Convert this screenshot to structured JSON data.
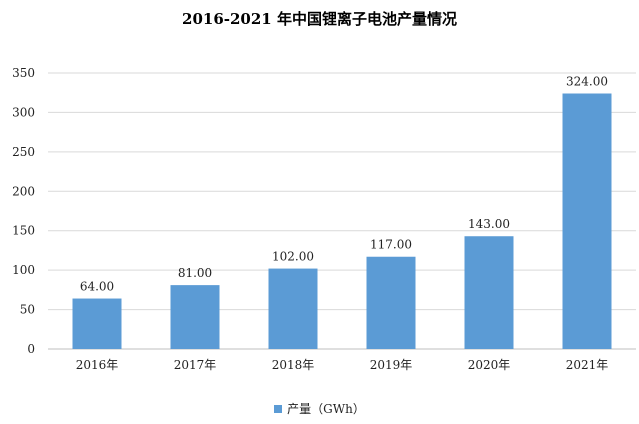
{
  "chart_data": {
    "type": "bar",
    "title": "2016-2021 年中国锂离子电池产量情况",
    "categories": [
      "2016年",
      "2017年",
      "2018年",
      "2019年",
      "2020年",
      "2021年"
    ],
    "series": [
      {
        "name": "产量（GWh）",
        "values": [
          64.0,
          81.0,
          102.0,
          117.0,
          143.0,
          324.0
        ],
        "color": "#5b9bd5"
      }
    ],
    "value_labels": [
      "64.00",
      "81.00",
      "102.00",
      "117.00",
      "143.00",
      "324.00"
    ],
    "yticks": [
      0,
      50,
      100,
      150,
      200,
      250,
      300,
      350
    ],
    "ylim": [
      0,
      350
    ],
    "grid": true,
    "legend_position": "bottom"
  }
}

**WHAT IS NEEDED**. Pictures in the data above should not be copied; transcribe everything else exactly.

**FINISHED TASK**.
Convert this screenshot to structured JSON data.
{
  "chart_data": {
    "type": "bar",
    "title": "2016-2021 年中国锂离子电池产量情况",
    "categories": [
      "2016年",
      "2017年",
      "2018年",
      "2019年",
      "2020年",
      "2021年"
    ],
    "series": [
      {
        "name": "产量（GWh）",
        "values": [
          64.0,
          81.0,
          102.0,
          117.0,
          143.0,
          324.0
        ],
        "color": "#5b9bd5"
      }
    ],
    "value_labels": [
      "64.00",
      "81.00",
      "102.00",
      "117.00",
      "143.00",
      "324.00"
    ],
    "yticks": [
      0,
      50,
      100,
      150,
      200,
      250,
      300,
      350
    ],
    "ylim": [
      0,
      350
    ],
    "grid": true,
    "legend_position": "bottom"
  }
}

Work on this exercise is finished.